(Data records)
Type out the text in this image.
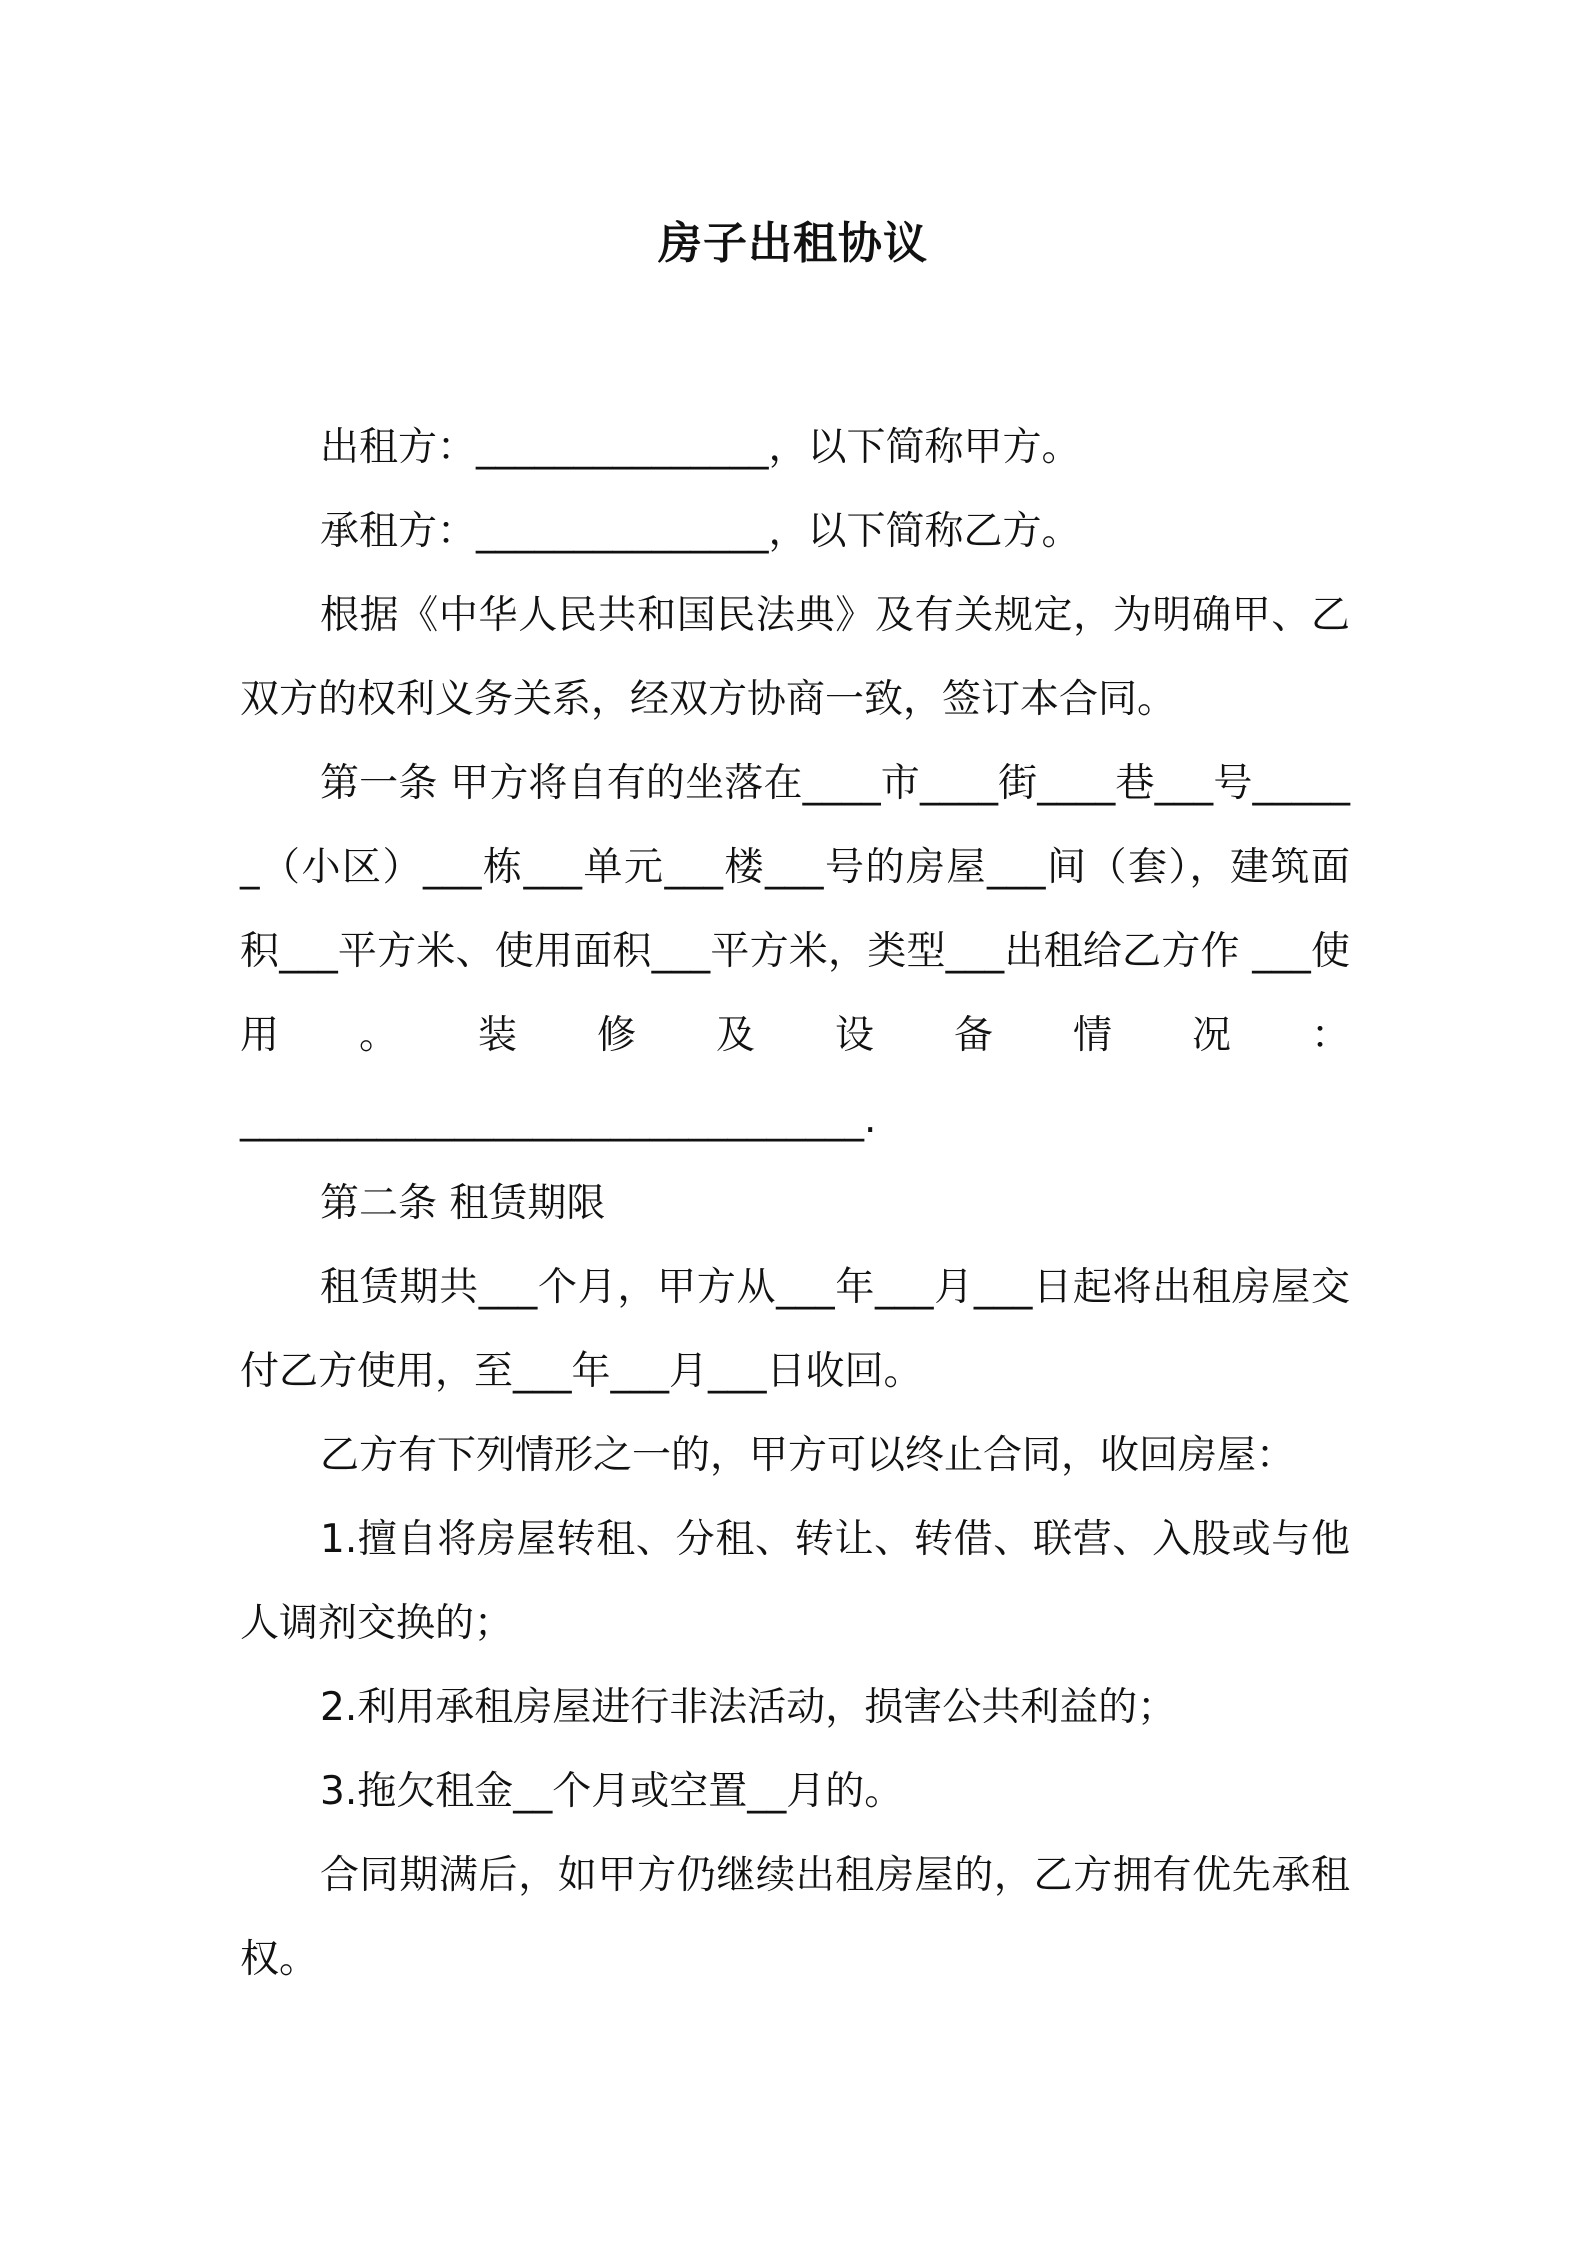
房子出租协议

出租方：_______________，以下简称甲方。

承租方：_______________，以下简称乙方。

根据《中华人民共和国民法典》及有关规定，为明确甲、乙双方的权利义务关系，经双方协商一致，签订本合同。

第一条 甲方将自有的坐落在____市____街____巷___号______（小区）___栋___单元___楼___号的房屋___间（套），建筑面积___平方米、使用面积___平方米，类型___出租给乙方作 ___使 用 。 装 修 及 设 备 情 况 ：

________________________________.

第二条 租赁期限

租赁期共___个月，甲方从___年___月___日起将出租房屋交付乙方使用，至___年___月___日收回。

乙方有下列情形之一的，甲方可以终止合同，收回房屋：

1.擅自将房屋转租、分租、转让、转借、联营、入股或与他人调剂交换的；

2.利用承租房屋进行非法活动，损害公共利益的；

3.拖欠租金__个月或空置__月的。

合同期满后，如甲方仍继续出租房屋的，乙方拥有优先承租权。
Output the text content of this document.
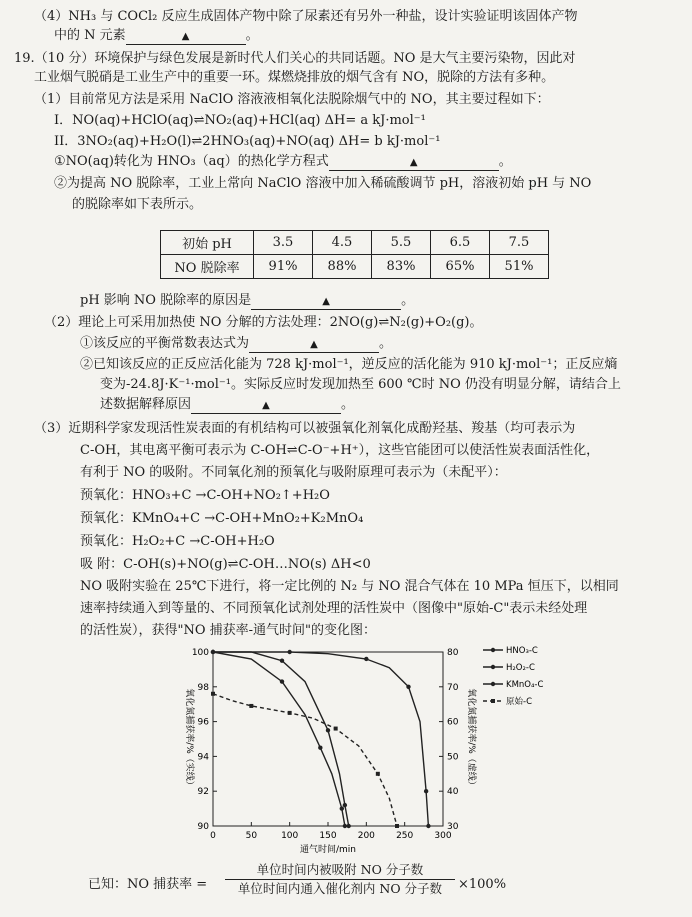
（4）NH₃ 与 COCl₂ 反应生成固体产物中除了尿素还有另外一种盐，设计实验证明该固体产物
中的 N 元素	▲	。
19.（10 分）环境保护与绿色发展是新时代人们关心的共同话题。NO 是大气主要污染物，因此对
工业烟气脱硝是工业生产中的重要一环。煤燃烧排放的烟气含有 NO，脱除的方法有多种。
（1）目前常见方法是采用 NaClO 溶液液相氧化法脱除烟气中的 NO，其主要过程如下：
I．NO(aq)+HClO(aq)⇌NO₂(aq)+HCl(aq) ΔH= a kJ·mol⁻¹
II．3NO₂(aq)+H₂O(l)⇌2HNO₃(aq)+NO(aq) ΔH= b kJ·mol⁻¹
①NO(aq)转化为 HNO₃（aq）的热化学方程式	▲	。
②为提高 NO 脱除率，工业上常向 NaClO 溶液中加入稀硫酸调节 pH，溶液初始 pH 与 NO
的脱除率如下表所示。
初始 pH	3.5	4.5	5.5	6.5	7.5
NO 脱除率	91%	88%	83%	65%	51%
pH 影响 NO 脱除率的原因是	▲	。
（2）理论上可采用加热使 NO 分解的方法处理：2NO(g)⇌N₂(g)+O₂(g)。
①该反应的平衡常数表达式为	▲	。
②已知该反应的正反应活化能为 728 kJ·mol⁻¹，逆反应的活化能为 910 kJ·mol⁻¹；正反应熵
变为-24.8J·K⁻¹·mol⁻¹。实际反应时发现加热至 600 ℃时 NO 仍没有明显分解，请结合上
述数据解释原因	▲	。
（3）近期科学家发现活性炭表面的有机结构可以被强氧化剂氧化成酚羟基、羧基（均可表示为
C-OH，其电离平衡可表示为 C-OH⇌C-O⁻+H⁺），这些官能团可以使活性炭表面活性化，
有利于 NO 的吸附。不同氧化剂的预氧化与吸附原理可表示为（未配平）：
预氧化：HNO₃+C →C-OH+NO₂↑+H₂O
预氧化：KMnO₄+C →C-OH+MnO₂+K₂MnO₄
预氧化：H₂O₂+C →C-OH+H₂O
吸 附：C-OH(s)+NO(g)⇌C-OH…NO(s) ΔH<0
NO 吸附实验在 25℃下进行，将一定比例的 N₂ 与 NO 混合气体在 10 MPa 恒压下，以相同
速率持续通入到等量的、不同预氧化试剂处理的活性炭中（图像中"原始-C"表示未经处理
的活性炭），获得"NO 捕获率-通气时间"的变化图：
0	50	100 150 200 250 300
90
92
94
96
98
100
30
40
50
60
70
80
通气时间/min
氧化氮捕获率/%（实线）	氧化氮捕获率/%（虚线）
HNO₃-C
H₂O₂-C
KMnO₄-C
原始-C
已知：NO 捕获率 =
单位时间内被吸附 NO 分子数
单位时间内通入催化剂内 NO 分子数	×100%
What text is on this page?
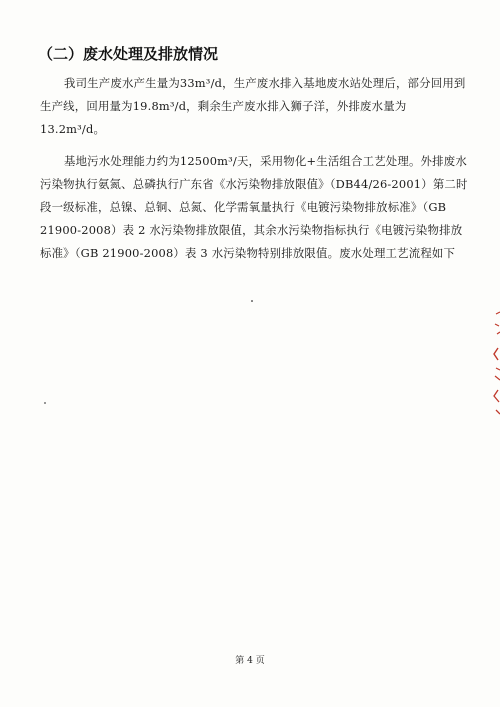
（二）废水处理及排放情况

我司生产废水产生量为33m³/d，生产废水排入基地废水站处理后，部分回用到生产线，回用量为19.8m³/d，剩余生产废水排入狮子洋，外排废水量为13.2m³/d。

基地污水处理能力约为12500m³/天，采用物化+生活组合工艺处理。外排废水污染物执行氨氮、总磷执行广东省《水污染物排放限值》（DB44/26-2001）第二时段一级标准，总镍、总铜、总氮、化学需氧量执行《电镀污染物排放标准》（GB 21900-2008）表 2 水污染物排放限值，其余水污染物指标执行《电镀污染物排放标准》（GB 21900-2008）表 3 水污染物特别排放限值。废水处理工艺流程如下

第 4 页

Work required:
Your copy should match the records word for word, with the pictures removed.

Task solution:
Type out the text in this image.
房子出租协议

出租方：_______________，以下简称甲方。

承租方：_______________，以下简称乙方。

根据《中华人民共和国民法典》及有关规定，为明确甲、乙双方的权利义务关系，经双方协商一致，签订本合同。

第一条 甲方将自有的坐落在____市____街____巷___号______（小区）___栋___单元___楼___号的房屋___间（套），建筑面积___平方米、使用面积___平方米，类型___出租给乙方作 ___使 用 。 装 修 及 设 备 情 况 ：

________________________________.

第二条 租赁期限

租赁期共___个月，甲方从___年___月___日起将出租房屋交付乙方使用，至___年___月___日收回。

乙方有下列情形之一的，甲方可以终止合同，收回房屋：

1.擅自将房屋转租、分租、转让、转借、联营、入股或与他人调剂交换的；

2.利用承租房屋进行非法活动，损害公共利益的；

3.拖欠租金__个月或空置__月的。

合同期满后，如甲方仍继续出租房屋的，乙方拥有优先承租权。
Output the text content of this document.
（4）NH₃ 与 COCl₂ 反应生成固体产物中除了尿素还有另外一种盐，设计实验证明该固体产物
中的 N 元素	▲	。
19.（10 分）环境保护与绿色发展是新时代人们关心的共同话题。NO 是大气主要污染物，因此对
工业烟气脱硝是工业生产中的重要一环。煤燃烧排放的烟气含有 NO，脱除的方法有多种。
（1）目前常见方法是采用 NaClO 溶液液相氧化法脱除烟气中的 NO，其主要过程如下：
I．NO(aq)+HClO(aq)⇌NO₂(aq)+HCl(aq) ΔH= a kJ·mol⁻¹
II．3NO₂(aq)+H₂O(l)⇌2HNO₃(aq)+NO(aq) ΔH= b kJ·mol⁻¹
①NO(aq)转化为 HNO₃（aq）的热化学方程式	▲	。
②为提高 NO 脱除率，工业上常向 NaClO 溶液中加入稀硫酸调节 pH，溶液初始 pH 与 NO
的脱除率如下表所示。
初始 pH	3.5	4.5	5.5	6.5	7.5
NO 脱除率	91%	88%	83%	65%	51%
pH 影响 NO 脱除率的原因是	▲	。
（2）理论上可采用加热使 NO 分解的方法处理：2NO(g)⇌N₂(g)+O₂(g)。
①该反应的平衡常数表达式为	▲	。
②已知该反应的正反应活化能为 728 kJ·mol⁻¹，逆反应的活化能为 910 kJ·mol⁻¹；正反应熵
变为-24.8J·K⁻¹·mol⁻¹。实际反应时发现加热至 600 ℃时 NO 仍没有明显分解，请结合上
述数据解释原因	▲	。
（3）近期科学家发现活性炭表面的有机结构可以被强氧化剂氧化成酚羟基、羧基（均可表示为
C-OH，其电离平衡可表示为 C-OH⇌C-O⁻+H⁺），这些官能团可以使活性炭表面活性化，
有利于 NO 的吸附。不同氧化剂的预氧化与吸附原理可表示为（未配平）：
预氧化：HNO₃+C →C-OH+NO₂↑+H₂O
预氧化：KMnO₄+C →C-OH+MnO₂+K₂MnO₄
预氧化：H₂O₂+C →C-OH+H₂O
吸 附：C-OH(s)+NO(g)⇌C-OH…NO(s) ΔH<0
NO 吸附实验在 25℃下进行，将一定比例的 N₂ 与 NO 混合气体在 10 MPa 恒压下，以相同
速率持续通入到等量的、不同预氧化试剂处理的活性炭中（图像中"原始-C"表示未经处理
的活性炭），获得"NO 捕获率-通气时间"的变化图：
0	50	100 150 200 250 300
90
92
94
96
98
100
30
40
50
60
70
80
通气时间/min
氧化氮捕获率/%（实线）	氧化氮捕获率/%（虚线）
HNO₃-C
H₂O₂-C
KMnO₄-C
原始-C
已知：NO 捕获率 =
单位时间内被吸附 NO 分子数
单位时间内通入催化剂内 NO 分子数	×100%
What text is on this page?
（二）废水处理及排放情况

我司生产废水产生量为33m³/d，生产废水排入基地废水站处理后，部分回用到生产线，回用量为19.8m³/d，剩余生产废水排入狮子洋，外排废水量为13.2m³/d。

基地污水处理能力约为12500m³/天，采用物化+生活组合工艺处理。外排废水污染物执行氨氮、总磷执行广东省《水污染物排放限值》（DB44/26-2001）第二时段一级标准，总镍、总铜、总氮、化学需氧量执行《电镀污染物排放标准》（GB 21900-2008）表 2 水污染物排放限值，其余水污染物指标执行《电镀污染物排放标准》（GB 21900-2008）表 3 水污染物特别排放限值。废水处理工艺流程如下

第 4 页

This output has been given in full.